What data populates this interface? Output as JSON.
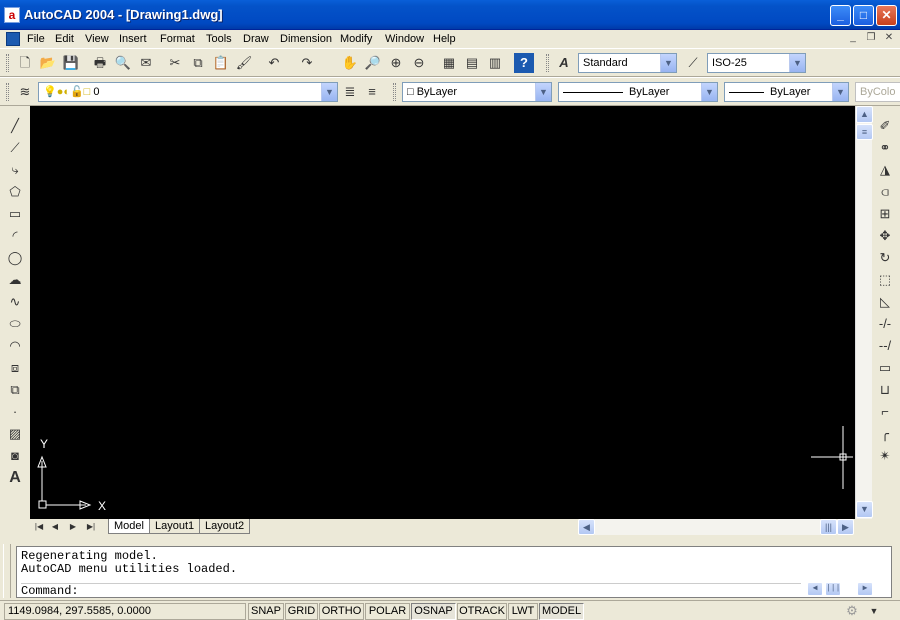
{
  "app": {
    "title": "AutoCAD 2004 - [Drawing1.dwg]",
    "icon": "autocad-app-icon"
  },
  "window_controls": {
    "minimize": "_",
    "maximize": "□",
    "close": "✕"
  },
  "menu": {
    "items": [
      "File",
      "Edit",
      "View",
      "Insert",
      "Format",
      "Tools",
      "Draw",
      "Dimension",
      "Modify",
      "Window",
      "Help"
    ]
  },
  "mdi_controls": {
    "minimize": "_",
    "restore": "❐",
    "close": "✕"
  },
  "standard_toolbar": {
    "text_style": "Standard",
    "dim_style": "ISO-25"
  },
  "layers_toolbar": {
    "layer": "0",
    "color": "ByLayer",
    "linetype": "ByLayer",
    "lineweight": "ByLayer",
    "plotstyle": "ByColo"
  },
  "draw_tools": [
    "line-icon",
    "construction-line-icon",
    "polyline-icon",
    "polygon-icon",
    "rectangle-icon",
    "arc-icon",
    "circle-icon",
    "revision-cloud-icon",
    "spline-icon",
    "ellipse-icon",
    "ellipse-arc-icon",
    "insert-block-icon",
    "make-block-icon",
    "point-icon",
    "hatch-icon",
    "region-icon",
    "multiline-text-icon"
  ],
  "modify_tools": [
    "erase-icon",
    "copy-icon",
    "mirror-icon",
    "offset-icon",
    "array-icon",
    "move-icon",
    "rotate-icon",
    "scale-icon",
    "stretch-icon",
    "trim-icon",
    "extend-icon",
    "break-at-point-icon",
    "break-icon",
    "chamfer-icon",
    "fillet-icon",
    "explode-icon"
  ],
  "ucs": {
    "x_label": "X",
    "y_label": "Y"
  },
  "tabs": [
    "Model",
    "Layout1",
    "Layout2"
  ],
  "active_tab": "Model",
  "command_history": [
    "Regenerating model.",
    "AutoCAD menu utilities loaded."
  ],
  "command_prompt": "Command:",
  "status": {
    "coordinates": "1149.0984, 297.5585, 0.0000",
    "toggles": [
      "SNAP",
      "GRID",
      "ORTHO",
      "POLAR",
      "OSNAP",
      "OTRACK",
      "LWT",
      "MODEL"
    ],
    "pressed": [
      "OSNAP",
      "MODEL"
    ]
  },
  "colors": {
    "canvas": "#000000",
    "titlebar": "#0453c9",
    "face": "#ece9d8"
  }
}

DIRECTION
In the copy, include no pictures; restate the listing above exactly.

FULL OUTPUT
What data populates this interface? Output as JSON.
{
  "app": {
    "title": "AutoCAD 2004 - [Drawing1.dwg]",
    "icon": "autocad-app-icon"
  },
  "window_controls": {
    "minimize": "_",
    "maximize": "□",
    "close": "✕"
  },
  "menu": {
    "items": [
      "File",
      "Edit",
      "View",
      "Insert",
      "Format",
      "Tools",
      "Draw",
      "Dimension",
      "Modify",
      "Window",
      "Help"
    ]
  },
  "mdi_controls": {
    "minimize": "_",
    "restore": "❐",
    "close": "✕"
  },
  "standard_toolbar": {
    "text_style": "Standard",
    "dim_style": "ISO-25"
  },
  "layers_toolbar": {
    "layer": "0",
    "color": "ByLayer",
    "linetype": "ByLayer",
    "lineweight": "ByLayer",
    "plotstyle": "ByColo"
  },
  "draw_tools": [
    "line-icon",
    "construction-line-icon",
    "polyline-icon",
    "polygon-icon",
    "rectangle-icon",
    "arc-icon",
    "circle-icon",
    "revision-cloud-icon",
    "spline-icon",
    "ellipse-icon",
    "ellipse-arc-icon",
    "insert-block-icon",
    "make-block-icon",
    "point-icon",
    "hatch-icon",
    "region-icon",
    "multiline-text-icon"
  ],
  "modify_tools": [
    "erase-icon",
    "copy-icon",
    "mirror-icon",
    "offset-icon",
    "array-icon",
    "move-icon",
    "rotate-icon",
    "scale-icon",
    "stretch-icon",
    "trim-icon",
    "extend-icon",
    "break-at-point-icon",
    "break-icon",
    "chamfer-icon",
    "fillet-icon",
    "explode-icon"
  ],
  "ucs": {
    "x_label": "X",
    "y_label": "Y"
  },
  "tabs": [
    "Model",
    "Layout1",
    "Layout2"
  ],
  "active_tab": "Model",
  "command_history": [
    "Regenerating model.",
    "AutoCAD menu utilities loaded."
  ],
  "command_prompt": "Command:",
  "status": {
    "coordinates": "1149.0984, 297.5585, 0.0000",
    "toggles": [
      "SNAP",
      "GRID",
      "ORTHO",
      "POLAR",
      "OSNAP",
      "OTRACK",
      "LWT",
      "MODEL"
    ],
    "pressed": [
      "OSNAP",
      "MODEL"
    ]
  },
  "colors": {
    "canvas": "#000000",
    "titlebar": "#0453c9",
    "face": "#ece9d8"
  }
}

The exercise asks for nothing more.